▶ [GIVEN PROBLEM] Give again only the lines from the line that holds "Convert this screenshot" to the end of the data, inclusive, omitting all pictures.

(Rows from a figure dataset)
+===+
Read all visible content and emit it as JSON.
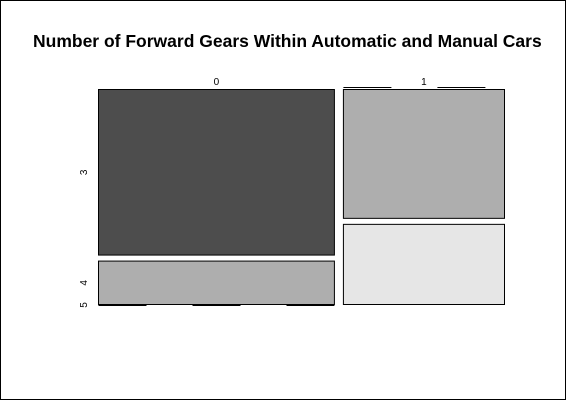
{
  "chart_data": {
    "type": "mosaic",
    "title": "Number of Forward Gears Within Automatic and Manual Cars",
    "x_variable_levels": [
      "0",
      "1"
    ],
    "y_variable_levels": [
      "3",
      "4",
      "5"
    ],
    "counts": [
      {
        "x": "0",
        "values": {
          "3": 15,
          "4": 4,
          "5": 0
        }
      },
      {
        "x": "1",
        "values": {
          "3": 0,
          "4": 8,
          "5": 5
        }
      }
    ],
    "colors": {
      "3": "#4d4d4d",
      "4": "#aeaeae",
      "5": "#e6e6e6"
    },
    "xlabel": "",
    "ylabel": ""
  }
}
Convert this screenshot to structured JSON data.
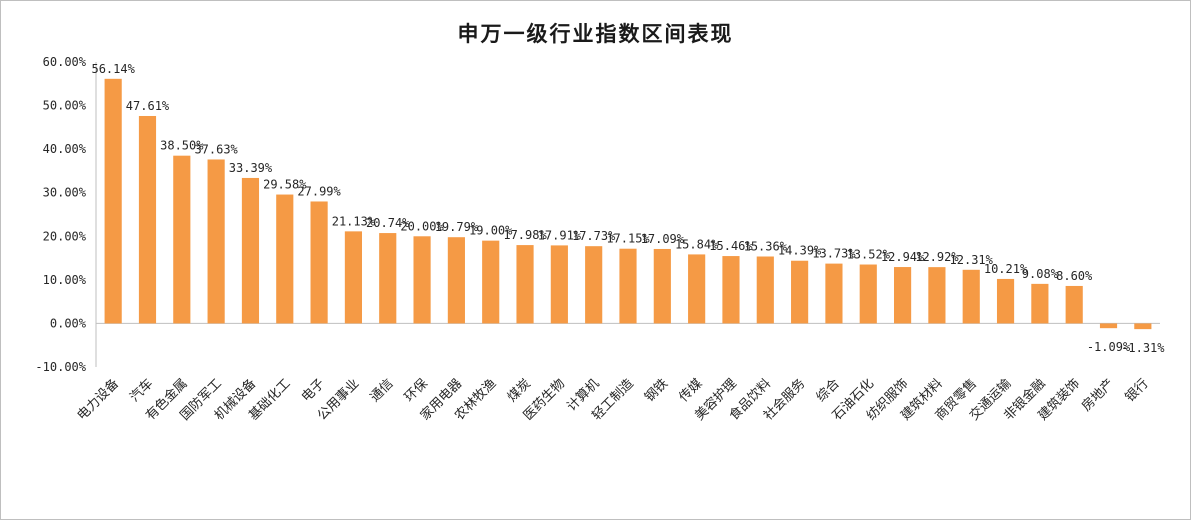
{
  "chart_data": {
    "type": "bar",
    "title": "申万一级行业指数区间表现",
    "xlabel": "",
    "ylabel": "",
    "ylim": [
      -0.1,
      0.6
    ],
    "y_tick_labels": [
      "60.00%",
      "50.00%",
      "40.00%",
      "30.00%",
      "20.00%",
      "10.00%",
      "0.00%",
      "-10.00%"
    ],
    "grid": false,
    "legend": "none",
    "bar_color": "#F59A45",
    "categories": [
      "电力设备",
      "汽车",
      "有色金属",
      "国防军工",
      "机械设备",
      "基础化工",
      "电子",
      "公用事业",
      "通信",
      "环保",
      "家用电器",
      "农林牧渔",
      "煤炭",
      "医药生物",
      "计算机",
      "轻工制造",
      "钢铁",
      "传媒",
      "美容护理",
      "食品饮料",
      "社会服务",
      "综合",
      "石油石化",
      "纺织服饰",
      "建筑材料",
      "商贸零售",
      "交通运输",
      "非银金融",
      "建筑装饰",
      "房地产",
      "银行"
    ],
    "values": [
      0.5614,
      0.4761,
      0.385,
      0.3763,
      0.3339,
      0.2958,
      0.2799,
      0.2113,
      0.2074,
      0.2,
      0.1979,
      0.19,
      0.1798,
      0.1791,
      0.1773,
      0.1715,
      0.1709,
      0.1584,
      0.1546,
      0.1536,
      0.1439,
      0.1373,
      0.1352,
      0.1294,
      0.1292,
      0.1231,
      0.1021,
      0.0908,
      0.086,
      -0.0109,
      -0.0131
    ],
    "data_labels": [
      "56.14%",
      "47.61%",
      "38.50%",
      "37.63%",
      "33.39%",
      "29.58%",
      "27.99%",
      "21.13%",
      "20.74%",
      "20.00%",
      "19.79%",
      "19.00%",
      "17.98%",
      "17.91%",
      "17.73%",
      "17.15%",
      "17.09%",
      "15.84%",
      "15.46%",
      "15.36%",
      "14.39%",
      "13.73%",
      "13.52%",
      "12.94%",
      "12.92%",
      "12.31%",
      "10.21%",
      "9.08%",
      "8.60%",
      "-1.09%",
      "-1.31%"
    ]
  }
}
+===+
▶ [OUTPUT OF THE TASK]
Convert this screenshot to structured JSON data.
{
  "chart_data": {
    "type": "bar",
    "title": "申万一级行业指数区间表现",
    "xlabel": "",
    "ylabel": "",
    "ylim": [
      -0.1,
      0.6
    ],
    "y_tick_labels": [
      "60.00%",
      "50.00%",
      "40.00%",
      "30.00%",
      "20.00%",
      "10.00%",
      "0.00%",
      "-10.00%"
    ],
    "grid": false,
    "legend": "none",
    "bar_color": "#F59A45",
    "categories": [
      "电力设备",
      "汽车",
      "有色金属",
      "国防军工",
      "机械设备",
      "基础化工",
      "电子",
      "公用事业",
      "通信",
      "环保",
      "家用电器",
      "农林牧渔",
      "煤炭",
      "医药生物",
      "计算机",
      "轻工制造",
      "钢铁",
      "传媒",
      "美容护理",
      "食品饮料",
      "社会服务",
      "综合",
      "石油石化",
      "纺织服饰",
      "建筑材料",
      "商贸零售",
      "交通运输",
      "非银金融",
      "建筑装饰",
      "房地产",
      "银行"
    ],
    "values": [
      0.5614,
      0.4761,
      0.385,
      0.3763,
      0.3339,
      0.2958,
      0.2799,
      0.2113,
      0.2074,
      0.2,
      0.1979,
      0.19,
      0.1798,
      0.1791,
      0.1773,
      0.1715,
      0.1709,
      0.1584,
      0.1546,
      0.1536,
      0.1439,
      0.1373,
      0.1352,
      0.1294,
      0.1292,
      0.1231,
      0.1021,
      0.0908,
      0.086,
      -0.0109,
      -0.0131
    ],
    "data_labels": [
      "56.14%",
      "47.61%",
      "38.50%",
      "37.63%",
      "33.39%",
      "29.58%",
      "27.99%",
      "21.13%",
      "20.74%",
      "20.00%",
      "19.79%",
      "19.00%",
      "17.98%",
      "17.91%",
      "17.73%",
      "17.15%",
      "17.09%",
      "15.84%",
      "15.46%",
      "15.36%",
      "14.39%",
      "13.73%",
      "13.52%",
      "12.94%",
      "12.92%",
      "12.31%",
      "10.21%",
      "9.08%",
      "8.60%",
      "-1.09%",
      "-1.31%"
    ]
  }
}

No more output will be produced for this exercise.